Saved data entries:
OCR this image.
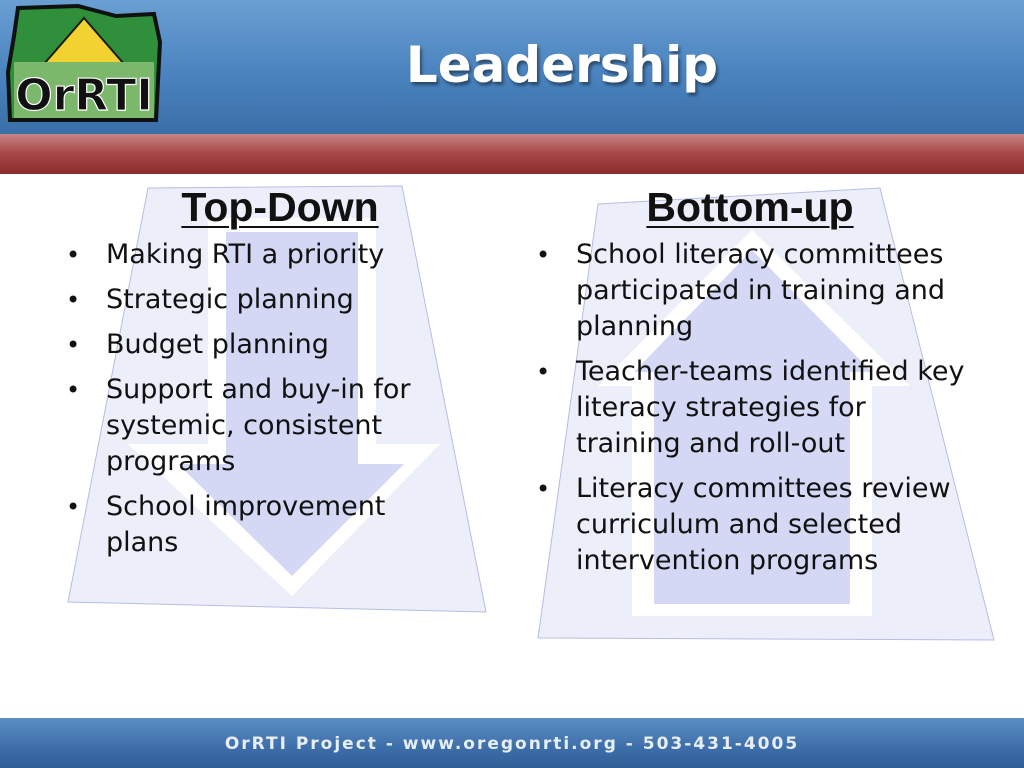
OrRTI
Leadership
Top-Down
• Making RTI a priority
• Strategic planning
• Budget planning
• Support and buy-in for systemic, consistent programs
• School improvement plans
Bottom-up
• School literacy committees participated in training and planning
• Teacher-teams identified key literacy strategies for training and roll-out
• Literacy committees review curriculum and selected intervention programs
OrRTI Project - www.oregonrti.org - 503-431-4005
* * *
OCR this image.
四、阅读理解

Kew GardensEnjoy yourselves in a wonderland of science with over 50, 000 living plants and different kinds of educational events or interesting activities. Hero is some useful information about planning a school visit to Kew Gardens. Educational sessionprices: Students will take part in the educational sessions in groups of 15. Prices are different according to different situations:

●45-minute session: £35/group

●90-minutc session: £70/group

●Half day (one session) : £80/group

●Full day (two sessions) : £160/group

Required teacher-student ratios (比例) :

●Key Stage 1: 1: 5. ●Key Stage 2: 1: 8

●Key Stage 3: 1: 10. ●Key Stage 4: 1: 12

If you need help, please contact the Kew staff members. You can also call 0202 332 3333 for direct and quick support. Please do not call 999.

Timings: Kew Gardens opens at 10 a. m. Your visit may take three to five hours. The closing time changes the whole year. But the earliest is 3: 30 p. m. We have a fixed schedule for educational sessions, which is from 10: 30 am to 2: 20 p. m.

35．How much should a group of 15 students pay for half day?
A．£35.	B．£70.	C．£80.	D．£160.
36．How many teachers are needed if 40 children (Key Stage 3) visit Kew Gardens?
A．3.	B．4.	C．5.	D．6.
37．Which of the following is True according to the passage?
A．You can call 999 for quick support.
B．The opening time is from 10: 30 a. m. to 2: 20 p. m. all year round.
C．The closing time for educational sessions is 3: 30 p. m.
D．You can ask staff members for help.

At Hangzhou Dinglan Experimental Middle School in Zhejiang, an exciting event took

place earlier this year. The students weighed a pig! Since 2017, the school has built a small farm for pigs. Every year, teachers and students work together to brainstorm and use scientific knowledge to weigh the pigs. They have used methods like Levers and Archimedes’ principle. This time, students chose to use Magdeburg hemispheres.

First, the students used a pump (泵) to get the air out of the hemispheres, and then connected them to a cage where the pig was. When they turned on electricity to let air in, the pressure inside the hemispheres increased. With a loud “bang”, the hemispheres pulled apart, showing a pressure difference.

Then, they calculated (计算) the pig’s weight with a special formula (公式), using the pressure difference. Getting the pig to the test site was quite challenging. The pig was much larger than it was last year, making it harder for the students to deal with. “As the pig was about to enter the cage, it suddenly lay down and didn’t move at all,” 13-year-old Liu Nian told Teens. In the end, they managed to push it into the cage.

» **Short problem**
Track down the lines that include the word "members" and copy them.

» **Response**
If you need help, please contact the Kew staff members. You can also call 0202 332 3333 for direct and quick support. Please do not call 999.
D．You can ask staff members for help.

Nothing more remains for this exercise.